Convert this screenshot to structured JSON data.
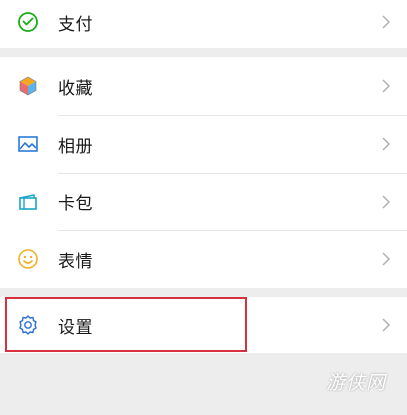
{
  "menu": {
    "pay": {
      "label": "支付",
      "icon": "wechat-pay-icon"
    },
    "favorites": {
      "label": "收藏",
      "icon": "cube-icon"
    },
    "album": {
      "label": "相册",
      "icon": "picture-icon"
    },
    "cards": {
      "label": "卡包",
      "icon": "card-wallet-icon"
    },
    "stickers": {
      "label": "表情",
      "icon": "smiley-icon"
    },
    "settings": {
      "label": "设置",
      "icon": "gear-icon"
    }
  },
  "watermark": {
    "text": "游侠网"
  },
  "colors": {
    "pay_green": "#1aad19",
    "favorites_orange": "#f5a623",
    "album_blue": "#2b7ad8",
    "cards_teal": "#1aa5c8",
    "stickers_yellow": "#f0b02a",
    "settings_blue": "#2c6fd2",
    "highlight_red": "#d6313e",
    "background": "#ededed"
  }
}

**Short exercise:** Give an exact copy of the material, leaving out every picture.

**Exercise response:**
Convert this screenshot to structured JSON data.
{
  "menu": {
    "pay": {
      "label": "支付",
      "icon": "wechat-pay-icon"
    },
    "favorites": {
      "label": "收藏",
      "icon": "cube-icon"
    },
    "album": {
      "label": "相册",
      "icon": "picture-icon"
    },
    "cards": {
      "label": "卡包",
      "icon": "card-wallet-icon"
    },
    "stickers": {
      "label": "表情",
      "icon": "smiley-icon"
    },
    "settings": {
      "label": "设置",
      "icon": "gear-icon"
    }
  },
  "watermark": {
    "text": "游侠网"
  },
  "colors": {
    "pay_green": "#1aad19",
    "favorites_orange": "#f5a623",
    "album_blue": "#2b7ad8",
    "cards_teal": "#1aa5c8",
    "stickers_yellow": "#f0b02a",
    "settings_blue": "#2c6fd2",
    "highlight_red": "#d6313e",
    "background": "#ededed"
  }
}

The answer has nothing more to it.